_GIVEN ENTRIES_:

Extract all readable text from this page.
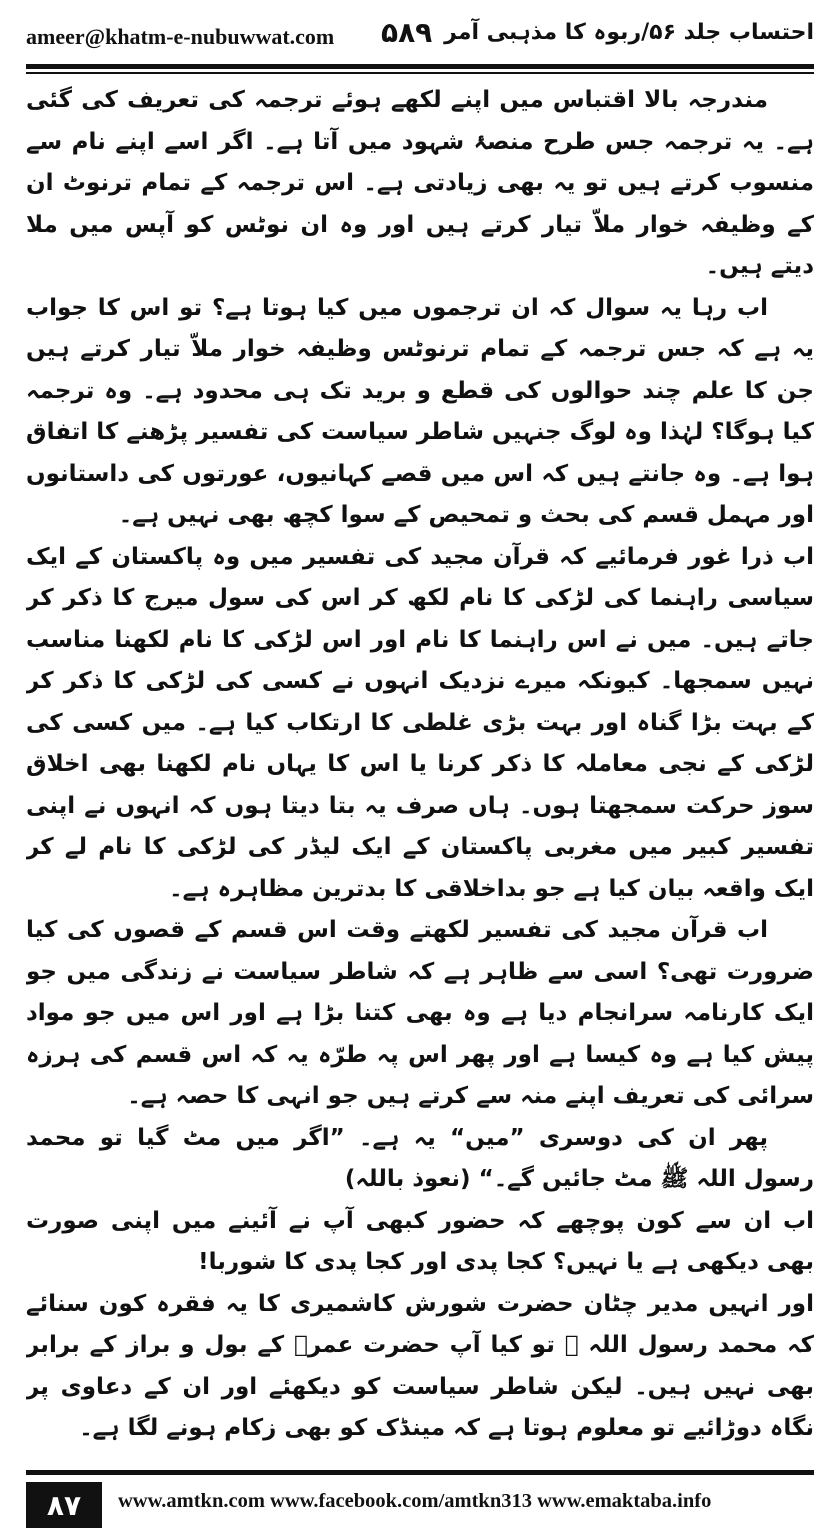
ameer@khatm-e-nubuwwat.com ۵۸۹ احتساب جلد ۵۶/ربوہ کا مذہبی آمر

مندرجہ بالا اقتباس میں اپنے لکھے ہوئے ترجمہ کی تعریف کی گئی ہے۔ یہ ترجمہ جس طرح منصۂ شہود میں آتا ہے۔ اگر اسے اپنے نام سے منسوب کرتے ہیں تو یہ بھی زیادتی ہے۔ اس ترجمہ کے تمام ترنوٹ ان کے وظیفہ خوار ملاّ تیار کرتے ہیں اور وہ ان نوٹس کو آپس میں ملا دیتے ہیں۔

اب رہا یہ سوال کہ ان ترجموں میں کیا ہوتا ہے؟ تو اس کا جواب یہ ہے کہ جس ترجمہ کے تمام ترنوٹس وظیفہ خوار ملاّ تیار کرتے ہیں جن کا علم چند حوالوں کی قطع و برید تک ہی محدود ہے۔ وہ ترجمہ کیا ہوگا؟ لہٰذا وہ لوگ جنہیں شاطر سیاست کی تفسیر پڑھنے کا اتفاق ہوا ہے۔ وہ جانتے ہیں کہ اس میں قصے کہانیوں، عورتوں کی داستانوں اور مہمل قسم کی بحث و تمحیص کے سوا کچھ بھی نہیں ہے۔

اب ذرا غور فرمائیے کہ قرآن مجید کی تفسیر میں وہ پاکستان کے ایک سیاسی راہنما کی لڑکی کا نام لکھ کر اس کی سول میرج کا ذکر کر جاتے ہیں۔ میں نے اس راہنما کا نام اور اس لڑکی کا نام لکھنا مناسب نہیں سمجھا۔ کیونکہ میرے نزدیک انہوں نے کسی کی لڑکی کا ذکر کر کے بہت بڑا گناہ اور بہت بڑی غلطی کا ارتکاب کیا ہے۔ میں کسی کی لڑکی کے نجی معاملہ کا ذکر کرنا یا اس کا یہاں نام لکھنا بھی اخلاق سوز حرکت سمجھتا ہوں۔ ہاں صرف یہ بتا دیتا ہوں کہ انہوں نے اپنی تفسیر کبیر میں مغربی پاکستان کے ایک لیڈر کی لڑکی کا نام لے کر ایک واقعہ بیان کیا ہے جو بداخلاقی کا بدترین مظاہرہ ہے۔

اب قرآن مجید کی تفسیر لکھتے وقت اس قسم کے قصوں کی کیا ضرورت تھی؟ اسی سے ظاہر ہے کہ شاطر سیاست نے زندگی میں جو ایک کارنامہ سرانجام دیا ہے وہ بھی کتنا بڑا ہے اور اس میں جو مواد پیش کیا ہے وہ کیسا ہے اور پھر اس پہ طرّہ یہ کہ اس قسم کی ہرزہ سرائی کی تعریف اپنے منہ سے کرتے ہیں جو انہی کا حصہ ہے۔

پھر ان کی دوسری ”میں“ یہ ہے۔ ”اگر میں مٹ گیا تو محمد رسول اللہ ﷺ مٹ جائیں گے۔“ (نعوذ باللہ)

اب ان سے کون پوچھے کہ حضور کبھی آپ نے آئینے میں اپنی صورت بھی دیکھی ہے یا نہیں؟ کجا پدی اور کجا پدی کا شوربا!

اور انہیں مدیر چٹان حضرت شورش کاشمیری کا یہ فقرہ کون سنائے کہ محمد رسول اللہ ﷺ تو کیا آپ حضرت عمرؓ کے بول و براز کے برابر بھی نہیں ہیں۔ لیکن شاطر سیاست کو دیکھئے اور ان کے دعاوی پر نگاہ دوڑائیے تو معلوم ہوتا ہے کہ مینڈک کو بھی زکام ہونے لگا ہے۔

۸۷	www.amtkn.com www.facebook.com/amtkn313 www.emaktaba.info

_WORK INSTRUCTIONS_:
Set every line down exactly as written, leaving each picture out.

_THE REPLY_:
Extract all readable text from this page.
ameer@khatm-e-nubuwwat.com ۵۸۹ احتساب جلد ۵۶/ربوہ کا مذہبی آمر

مندرجہ بالا اقتباس میں اپنے لکھے ہوئے ترجمہ کی تعریف کی گئی ہے۔ یہ ترجمہ جس طرح منصۂ شہود میں آتا ہے۔ اگر اسے اپنے نام سے منسوب کرتے ہیں تو یہ بھی زیادتی ہے۔ اس ترجمہ کے تمام ترنوٹ ان کے وظیفہ خوار ملاّ تیار کرتے ہیں اور وہ ان نوٹس کو آپس میں ملا دیتے ہیں۔

اب رہا یہ سوال کہ ان ترجموں میں کیا ہوتا ہے؟ تو اس کا جواب یہ ہے کہ جس ترجمہ کے تمام ترنوٹس وظیفہ خوار ملاّ تیار کرتے ہیں جن کا علم چند حوالوں کی قطع و برید تک ہی محدود ہے۔ وہ ترجمہ کیا ہوگا؟ لہٰذا وہ لوگ جنہیں شاطر سیاست کی تفسیر پڑھنے کا اتفاق ہوا ہے۔ وہ جانتے ہیں کہ اس میں قصے کہانیوں، عورتوں کی داستانوں اور مہمل قسم کی بحث و تمحیص کے سوا کچھ بھی نہیں ہے۔

اب ذرا غور فرمائیے کہ قرآن مجید کی تفسیر میں وہ پاکستان کے ایک سیاسی راہنما کی لڑکی کا نام لکھ کر اس کی سول میرج کا ذکر کر جاتے ہیں۔ میں نے اس راہنما کا نام اور اس لڑکی کا نام لکھنا مناسب نہیں سمجھا۔ کیونکہ میرے نزدیک انہوں نے کسی کی لڑکی کا ذکر کر کے بہت بڑا گناہ اور بہت بڑی غلطی کا ارتکاب کیا ہے۔ میں کسی کی لڑکی کے نجی معاملہ کا ذکر کرنا یا اس کا یہاں نام لکھنا بھی اخلاق سوز حرکت سمجھتا ہوں۔ ہاں صرف یہ بتا دیتا ہوں کہ انہوں نے اپنی تفسیر کبیر میں مغربی پاکستان کے ایک لیڈر کی لڑکی کا نام لے کر ایک واقعہ بیان کیا ہے جو بداخلاقی کا بدترین مظاہرہ ہے۔

اب قرآن مجید کی تفسیر لکھتے وقت اس قسم کے قصوں کی کیا ضرورت تھی؟ اسی سے ظاہر ہے کہ شاطر سیاست نے زندگی میں جو ایک کارنامہ سرانجام دیا ہے وہ بھی کتنا بڑا ہے اور اس میں جو مواد پیش کیا ہے وہ کیسا ہے اور پھر اس پہ طرّہ یہ کہ اس قسم کی ہرزہ سرائی کی تعریف اپنے منہ سے کرتے ہیں جو انہی کا حصہ ہے۔

پھر ان کی دوسری ”میں“ یہ ہے۔ ”اگر میں مٹ گیا تو محمد رسول اللہ ﷺ مٹ جائیں گے۔“ (نعوذ باللہ)

اب ان سے کون پوچھے کہ حضور کبھی آپ نے آئینے میں اپنی صورت بھی دیکھی ہے یا نہیں؟ کجا پدی اور کجا پدی کا شوربا!

اور انہیں مدیر چٹان حضرت شورش کاشمیری کا یہ فقرہ کون سنائے کہ محمد رسول اللہ ﷺ تو کیا آپ حضرت عمرؓ کے بول و براز کے برابر بھی نہیں ہیں۔ لیکن شاطر سیاست کو دیکھئے اور ان کے دعاوی پر نگاہ دوڑائیے تو معلوم ہوتا ہے کہ مینڈک کو بھی زکام ہونے لگا ہے۔

۸۷	www.amtkn.com www.facebook.com/amtkn313 www.emaktaba.info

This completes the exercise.